─── EXTRACTED RECORDS

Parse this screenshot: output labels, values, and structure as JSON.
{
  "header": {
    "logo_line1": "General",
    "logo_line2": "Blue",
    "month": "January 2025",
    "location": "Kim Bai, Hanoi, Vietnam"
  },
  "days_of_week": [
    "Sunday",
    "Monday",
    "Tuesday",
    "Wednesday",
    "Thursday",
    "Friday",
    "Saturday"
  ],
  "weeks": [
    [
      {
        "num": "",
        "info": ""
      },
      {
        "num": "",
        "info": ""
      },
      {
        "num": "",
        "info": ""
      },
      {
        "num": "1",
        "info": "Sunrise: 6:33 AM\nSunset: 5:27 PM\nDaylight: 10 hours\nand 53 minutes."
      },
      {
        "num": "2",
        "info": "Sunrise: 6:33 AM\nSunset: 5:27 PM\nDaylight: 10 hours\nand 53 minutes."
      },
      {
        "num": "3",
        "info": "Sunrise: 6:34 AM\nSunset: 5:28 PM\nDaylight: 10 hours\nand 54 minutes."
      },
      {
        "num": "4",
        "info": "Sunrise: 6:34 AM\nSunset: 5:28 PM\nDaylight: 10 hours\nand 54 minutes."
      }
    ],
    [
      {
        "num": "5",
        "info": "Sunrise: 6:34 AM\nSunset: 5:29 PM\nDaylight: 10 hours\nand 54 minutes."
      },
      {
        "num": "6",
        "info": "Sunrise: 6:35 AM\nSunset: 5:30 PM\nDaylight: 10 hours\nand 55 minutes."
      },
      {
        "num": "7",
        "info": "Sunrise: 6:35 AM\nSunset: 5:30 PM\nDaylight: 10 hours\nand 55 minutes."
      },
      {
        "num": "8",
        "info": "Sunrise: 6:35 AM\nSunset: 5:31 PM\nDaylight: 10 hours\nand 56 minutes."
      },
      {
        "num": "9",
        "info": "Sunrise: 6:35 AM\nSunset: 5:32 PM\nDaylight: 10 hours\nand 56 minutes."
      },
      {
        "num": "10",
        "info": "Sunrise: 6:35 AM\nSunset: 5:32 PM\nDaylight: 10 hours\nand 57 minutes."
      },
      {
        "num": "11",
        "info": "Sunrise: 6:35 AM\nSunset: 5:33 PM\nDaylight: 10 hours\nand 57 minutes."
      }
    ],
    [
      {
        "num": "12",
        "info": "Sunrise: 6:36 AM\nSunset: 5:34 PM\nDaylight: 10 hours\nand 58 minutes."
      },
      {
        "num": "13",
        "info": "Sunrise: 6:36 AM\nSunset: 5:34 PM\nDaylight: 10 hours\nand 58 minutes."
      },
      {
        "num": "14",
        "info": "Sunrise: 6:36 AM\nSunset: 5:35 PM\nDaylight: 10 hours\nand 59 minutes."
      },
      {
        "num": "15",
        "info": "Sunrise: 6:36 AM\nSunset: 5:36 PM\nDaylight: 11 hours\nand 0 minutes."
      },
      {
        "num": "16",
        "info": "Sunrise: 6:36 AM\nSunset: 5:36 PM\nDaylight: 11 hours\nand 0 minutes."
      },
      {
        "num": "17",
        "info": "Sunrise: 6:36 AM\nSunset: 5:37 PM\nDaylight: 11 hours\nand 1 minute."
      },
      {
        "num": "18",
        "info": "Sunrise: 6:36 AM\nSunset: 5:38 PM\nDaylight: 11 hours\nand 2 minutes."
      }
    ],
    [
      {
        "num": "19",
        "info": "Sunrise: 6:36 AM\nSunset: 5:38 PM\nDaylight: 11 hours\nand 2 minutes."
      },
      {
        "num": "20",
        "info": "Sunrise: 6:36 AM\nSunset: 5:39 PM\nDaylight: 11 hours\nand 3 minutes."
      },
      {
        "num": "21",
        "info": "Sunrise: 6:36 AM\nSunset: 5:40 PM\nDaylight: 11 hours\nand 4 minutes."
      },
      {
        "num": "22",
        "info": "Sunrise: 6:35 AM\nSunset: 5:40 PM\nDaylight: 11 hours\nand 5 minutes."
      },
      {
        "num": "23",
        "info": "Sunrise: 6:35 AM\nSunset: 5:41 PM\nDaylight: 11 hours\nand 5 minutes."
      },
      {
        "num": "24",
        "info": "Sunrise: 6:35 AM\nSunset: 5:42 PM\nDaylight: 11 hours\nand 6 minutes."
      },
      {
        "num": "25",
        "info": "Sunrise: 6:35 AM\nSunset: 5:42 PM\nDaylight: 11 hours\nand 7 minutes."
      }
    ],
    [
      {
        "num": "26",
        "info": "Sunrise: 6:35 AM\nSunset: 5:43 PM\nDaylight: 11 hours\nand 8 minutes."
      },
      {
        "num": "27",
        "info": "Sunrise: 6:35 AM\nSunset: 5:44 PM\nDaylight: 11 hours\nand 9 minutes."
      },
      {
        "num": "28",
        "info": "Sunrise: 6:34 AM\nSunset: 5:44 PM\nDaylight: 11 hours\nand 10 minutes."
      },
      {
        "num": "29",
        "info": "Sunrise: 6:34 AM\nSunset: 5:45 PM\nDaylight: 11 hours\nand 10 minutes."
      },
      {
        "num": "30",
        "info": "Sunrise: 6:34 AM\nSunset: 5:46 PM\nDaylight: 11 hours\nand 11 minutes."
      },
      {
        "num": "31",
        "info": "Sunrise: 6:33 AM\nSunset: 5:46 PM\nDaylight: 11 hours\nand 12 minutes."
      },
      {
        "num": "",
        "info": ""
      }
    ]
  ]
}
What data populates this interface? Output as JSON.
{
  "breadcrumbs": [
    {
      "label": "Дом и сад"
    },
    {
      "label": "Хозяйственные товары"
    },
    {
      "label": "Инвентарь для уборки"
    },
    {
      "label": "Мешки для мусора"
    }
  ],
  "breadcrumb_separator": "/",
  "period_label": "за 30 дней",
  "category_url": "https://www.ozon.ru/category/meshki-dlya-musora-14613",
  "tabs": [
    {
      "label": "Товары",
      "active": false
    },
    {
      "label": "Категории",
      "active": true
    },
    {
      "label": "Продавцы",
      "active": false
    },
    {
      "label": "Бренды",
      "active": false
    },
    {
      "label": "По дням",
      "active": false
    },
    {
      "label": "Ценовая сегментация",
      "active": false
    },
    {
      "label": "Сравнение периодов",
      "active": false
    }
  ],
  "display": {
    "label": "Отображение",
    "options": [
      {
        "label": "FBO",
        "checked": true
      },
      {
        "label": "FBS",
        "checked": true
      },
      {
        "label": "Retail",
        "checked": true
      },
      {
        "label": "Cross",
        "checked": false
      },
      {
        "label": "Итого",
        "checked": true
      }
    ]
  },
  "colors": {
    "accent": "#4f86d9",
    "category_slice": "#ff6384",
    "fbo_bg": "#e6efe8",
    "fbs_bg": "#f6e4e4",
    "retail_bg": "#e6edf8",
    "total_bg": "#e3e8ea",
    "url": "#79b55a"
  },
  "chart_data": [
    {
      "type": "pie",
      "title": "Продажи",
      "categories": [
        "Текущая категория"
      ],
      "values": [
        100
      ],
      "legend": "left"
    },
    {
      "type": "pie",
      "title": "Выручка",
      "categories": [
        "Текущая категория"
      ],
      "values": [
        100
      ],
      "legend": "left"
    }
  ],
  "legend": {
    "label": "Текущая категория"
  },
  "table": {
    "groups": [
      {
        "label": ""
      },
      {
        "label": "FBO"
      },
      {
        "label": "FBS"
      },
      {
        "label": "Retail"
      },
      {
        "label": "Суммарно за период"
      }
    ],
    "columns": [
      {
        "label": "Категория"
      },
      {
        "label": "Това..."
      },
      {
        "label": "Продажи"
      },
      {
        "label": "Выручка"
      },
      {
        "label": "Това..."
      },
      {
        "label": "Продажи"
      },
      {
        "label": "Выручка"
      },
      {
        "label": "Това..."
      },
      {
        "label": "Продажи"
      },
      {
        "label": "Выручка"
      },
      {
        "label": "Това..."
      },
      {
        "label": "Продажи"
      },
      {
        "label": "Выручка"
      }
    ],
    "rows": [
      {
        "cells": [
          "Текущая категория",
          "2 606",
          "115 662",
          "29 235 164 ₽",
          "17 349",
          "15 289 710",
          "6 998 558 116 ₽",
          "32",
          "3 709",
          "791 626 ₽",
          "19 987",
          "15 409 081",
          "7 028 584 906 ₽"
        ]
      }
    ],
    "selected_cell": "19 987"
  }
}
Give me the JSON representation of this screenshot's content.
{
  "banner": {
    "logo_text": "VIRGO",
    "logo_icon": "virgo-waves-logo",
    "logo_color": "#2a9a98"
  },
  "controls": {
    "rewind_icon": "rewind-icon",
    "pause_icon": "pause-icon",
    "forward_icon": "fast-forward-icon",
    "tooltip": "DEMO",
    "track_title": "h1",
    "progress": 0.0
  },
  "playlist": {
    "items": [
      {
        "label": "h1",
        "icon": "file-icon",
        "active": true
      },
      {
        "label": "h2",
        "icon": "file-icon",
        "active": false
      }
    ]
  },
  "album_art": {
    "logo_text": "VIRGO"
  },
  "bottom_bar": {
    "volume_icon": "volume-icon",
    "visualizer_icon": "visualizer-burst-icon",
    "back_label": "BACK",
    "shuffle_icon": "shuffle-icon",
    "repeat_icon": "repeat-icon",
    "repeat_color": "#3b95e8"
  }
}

──────

**TASK PROMPT**
Among the lines of the material, find those that hold the word "screenshot" and copy them.

**THE ANSWER**
Parse this screenshot: output labels, values, and structure as JSON.
Give me the JSON representation of this screenshot's content.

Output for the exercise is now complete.